▶ TASK STATEMENT
Print the entries that appear below, exactly as written and without their pictures.

▶ PROVIDED ENTRIES
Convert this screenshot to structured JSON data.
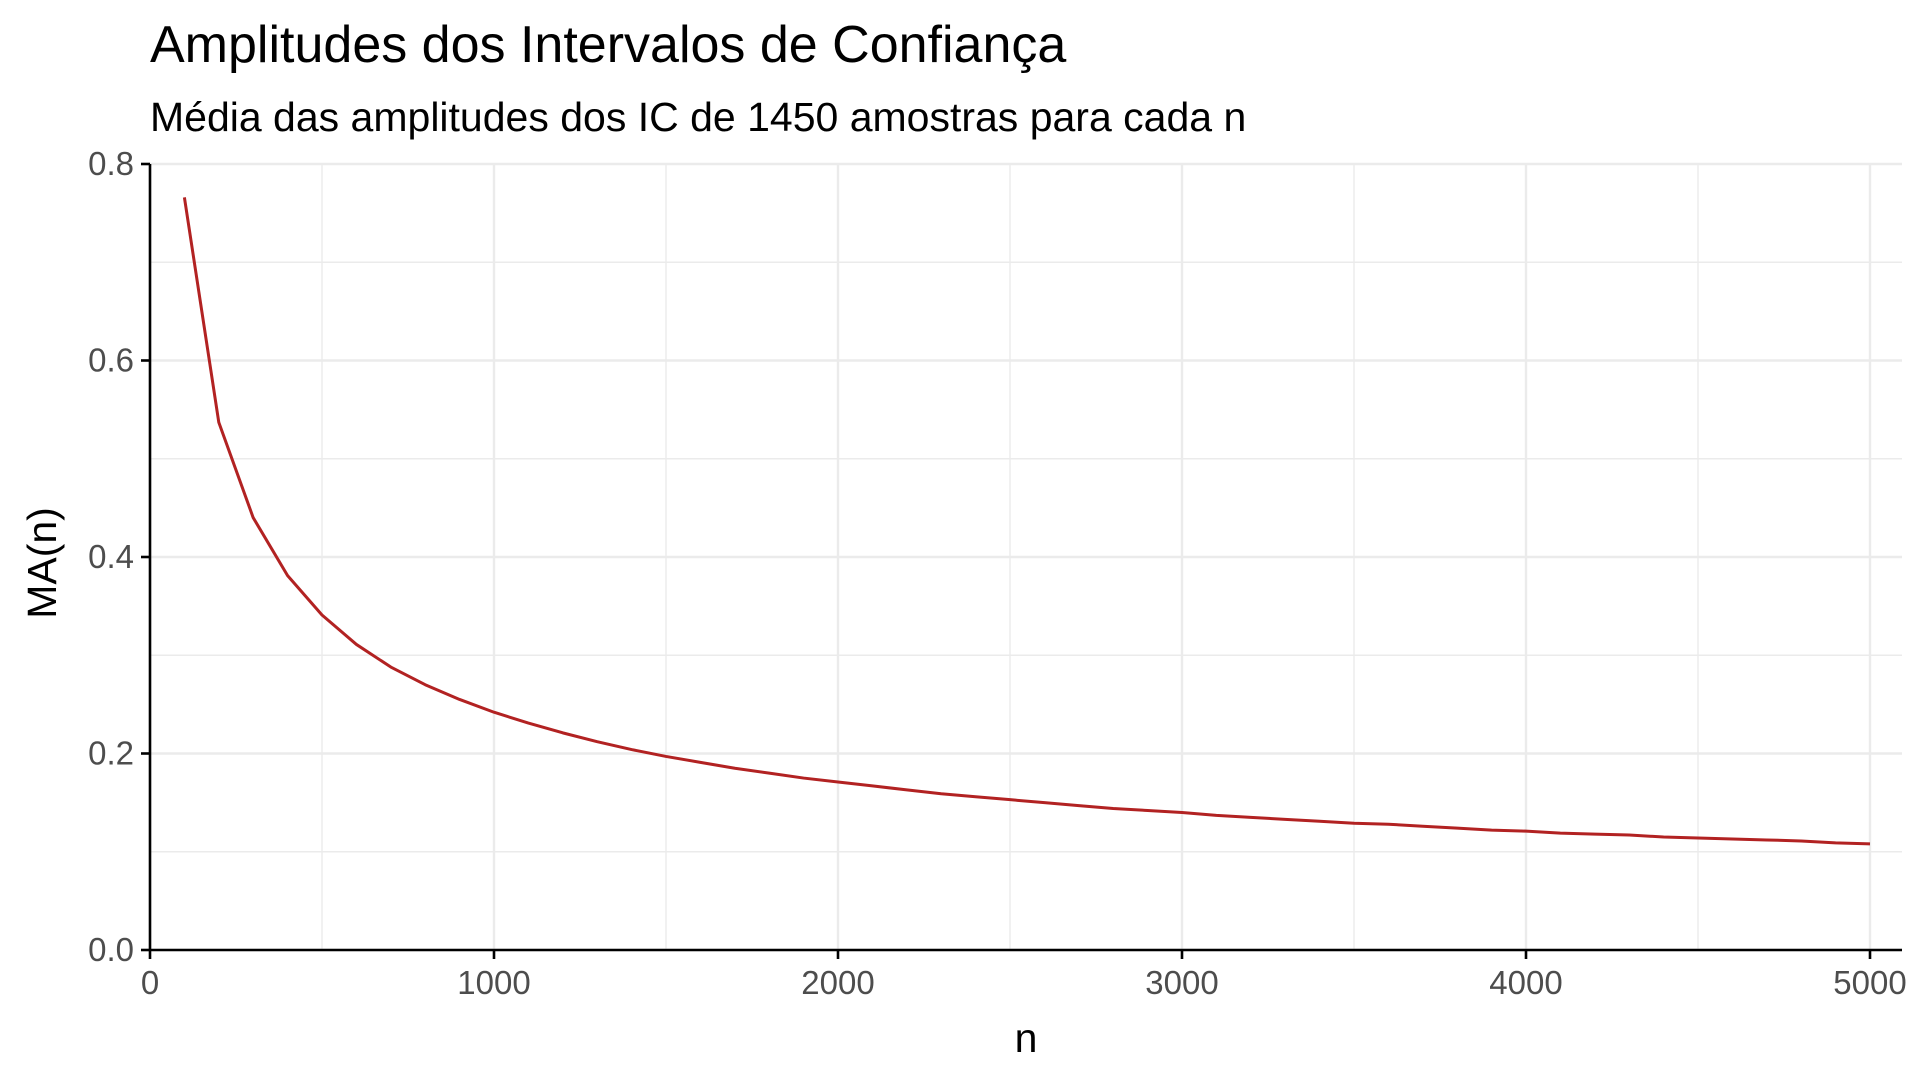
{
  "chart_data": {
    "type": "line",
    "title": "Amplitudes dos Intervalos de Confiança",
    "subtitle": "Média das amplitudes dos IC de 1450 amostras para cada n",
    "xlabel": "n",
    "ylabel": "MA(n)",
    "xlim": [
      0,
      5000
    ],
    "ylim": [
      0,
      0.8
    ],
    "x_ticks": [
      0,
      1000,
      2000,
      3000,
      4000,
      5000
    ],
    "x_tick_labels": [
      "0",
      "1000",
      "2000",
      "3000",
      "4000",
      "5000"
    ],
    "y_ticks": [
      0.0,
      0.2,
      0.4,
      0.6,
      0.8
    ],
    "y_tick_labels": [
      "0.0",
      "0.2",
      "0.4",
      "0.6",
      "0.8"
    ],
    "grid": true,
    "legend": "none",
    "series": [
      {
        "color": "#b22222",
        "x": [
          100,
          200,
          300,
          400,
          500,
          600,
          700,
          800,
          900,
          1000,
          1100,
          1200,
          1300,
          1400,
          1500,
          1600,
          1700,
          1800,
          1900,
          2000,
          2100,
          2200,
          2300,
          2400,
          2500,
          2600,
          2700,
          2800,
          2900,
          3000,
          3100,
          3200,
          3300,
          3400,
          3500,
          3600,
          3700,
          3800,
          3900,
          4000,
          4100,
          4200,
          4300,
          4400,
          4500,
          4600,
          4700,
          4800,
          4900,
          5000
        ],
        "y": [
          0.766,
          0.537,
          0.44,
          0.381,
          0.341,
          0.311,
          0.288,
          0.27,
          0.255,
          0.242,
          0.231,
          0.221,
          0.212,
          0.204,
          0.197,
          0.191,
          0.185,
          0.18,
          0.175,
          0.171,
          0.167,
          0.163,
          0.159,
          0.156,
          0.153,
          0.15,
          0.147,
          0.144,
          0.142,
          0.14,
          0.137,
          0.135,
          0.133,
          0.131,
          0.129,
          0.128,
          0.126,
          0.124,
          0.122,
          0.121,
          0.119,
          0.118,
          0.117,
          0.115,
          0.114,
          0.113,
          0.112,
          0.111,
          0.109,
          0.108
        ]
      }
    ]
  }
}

▶ WORKED SOLUTION
Convert this screenshot to structured JSON data.
{
  "chart_data": {
    "type": "line",
    "title": "Amplitudes dos Intervalos de Confiança",
    "subtitle": "Média das amplitudes dos IC de 1450 amostras para cada n",
    "xlabel": "n",
    "ylabel": "MA(n)",
    "xlim": [
      0,
      5000
    ],
    "ylim": [
      0,
      0.8
    ],
    "x_ticks": [
      0,
      1000,
      2000,
      3000,
      4000,
      5000
    ],
    "x_tick_labels": [
      "0",
      "1000",
      "2000",
      "3000",
      "4000",
      "5000"
    ],
    "y_ticks": [
      0.0,
      0.2,
      0.4,
      0.6,
      0.8
    ],
    "y_tick_labels": [
      "0.0",
      "0.2",
      "0.4",
      "0.6",
      "0.8"
    ],
    "grid": true,
    "legend": "none",
    "series": [
      {
        "color": "#b22222",
        "x": [
          100,
          200,
          300,
          400,
          500,
          600,
          700,
          800,
          900,
          1000,
          1100,
          1200,
          1300,
          1400,
          1500,
          1600,
          1700,
          1800,
          1900,
          2000,
          2100,
          2200,
          2300,
          2400,
          2500,
          2600,
          2700,
          2800,
          2900,
          3000,
          3100,
          3200,
          3300,
          3400,
          3500,
          3600,
          3700,
          3800,
          3900,
          4000,
          4100,
          4200,
          4300,
          4400,
          4500,
          4600,
          4700,
          4800,
          4900,
          5000
        ],
        "y": [
          0.766,
          0.537,
          0.44,
          0.381,
          0.341,
          0.311,
          0.288,
          0.27,
          0.255,
          0.242,
          0.231,
          0.221,
          0.212,
          0.204,
          0.197,
          0.191,
          0.185,
          0.18,
          0.175,
          0.171,
          0.167,
          0.163,
          0.159,
          0.156,
          0.153,
          0.15,
          0.147,
          0.144,
          0.142,
          0.14,
          0.137,
          0.135,
          0.133,
          0.131,
          0.129,
          0.128,
          0.126,
          0.124,
          0.122,
          0.121,
          0.119,
          0.118,
          0.117,
          0.115,
          0.114,
          0.113,
          0.112,
          0.111,
          0.109,
          0.108
        ]
      }
    ]
  }
}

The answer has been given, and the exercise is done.